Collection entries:
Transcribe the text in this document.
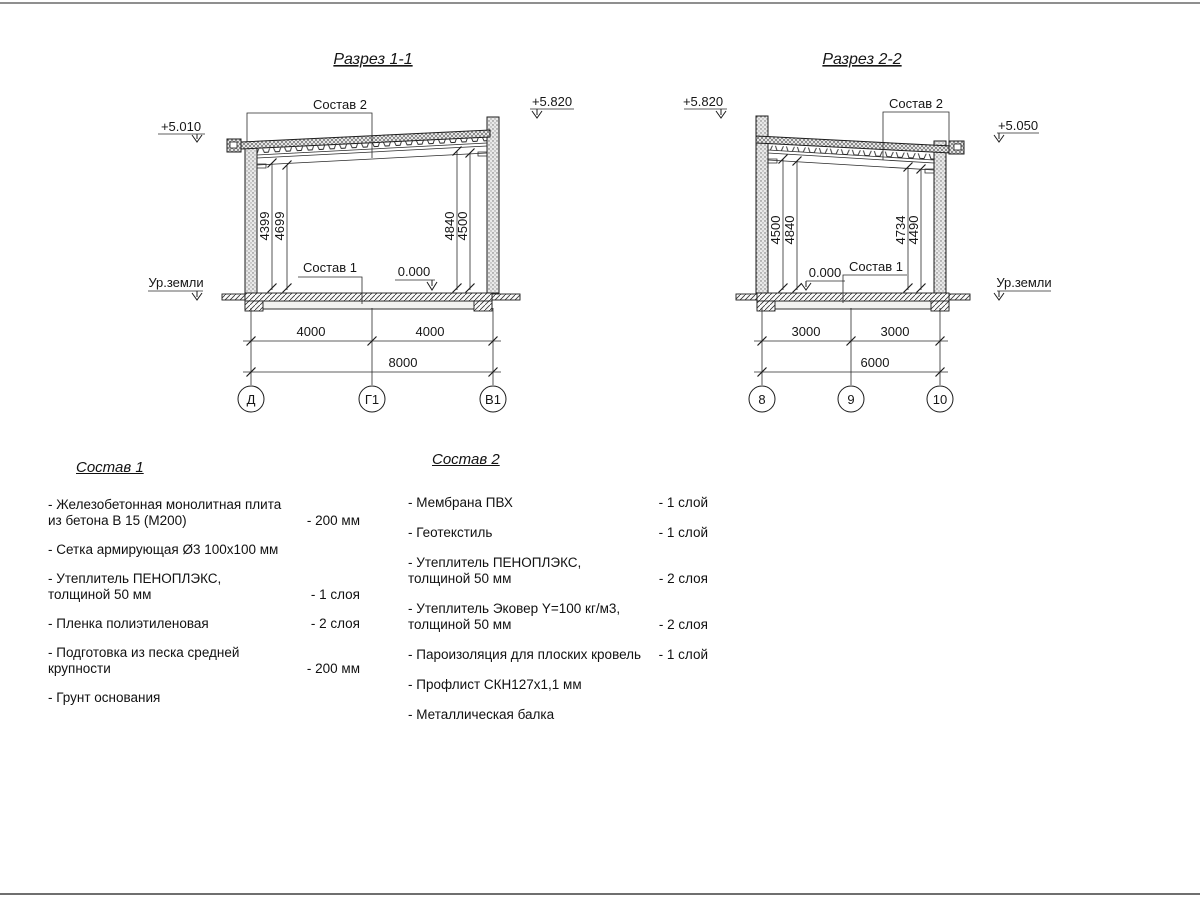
Разрез 1-1
Состав 2
Состав 1
+5.010
+5.820
0.000
Ур.земли
4399 4699	4840
4500
4000	4000
8000
Д	Г1	В1
Разрез 2-2
Состав 2
Состав 1
+5.820
+5.050
0.000
Ур.земли
4500 4840	4734
4490
3000	3000
6000
8	9	10
Состав 1
- Железобетонная монолитная плита
из бетона В 15 (М200)	- 200 мм
- Сетка армирующая Ø3 100х100 мм
- Утеплитель ПЕНОПЛЭКС,
толщиной 50 мм	- 1 слоя
- Пленка полиэтиленовая	- 2 слоя
- Подготовка из песка средней
крупности	- 200 мм
- Грунт основания
Состав 2
- Мембрана ПВХ	- 1 слой
- Геотекстиль	- 1 слой
- Утеплитель ПЕНОПЛЭКС,
толщиной 50 мм	- 2 слоя
- Утеплитель Эковер Y=100 кг/м3,
толщиной 50 мм	- 2 слоя
- Пароизоляция для плоских кровель	- 1 слой
- Профлист СКН127х1,1 мм
- Металлическая балка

[TASK OBJECTIVE]: What is the number of lines in the records that contain the word "слой"? Answer with the number and nothing else.

[COMPLETED TASK]: 3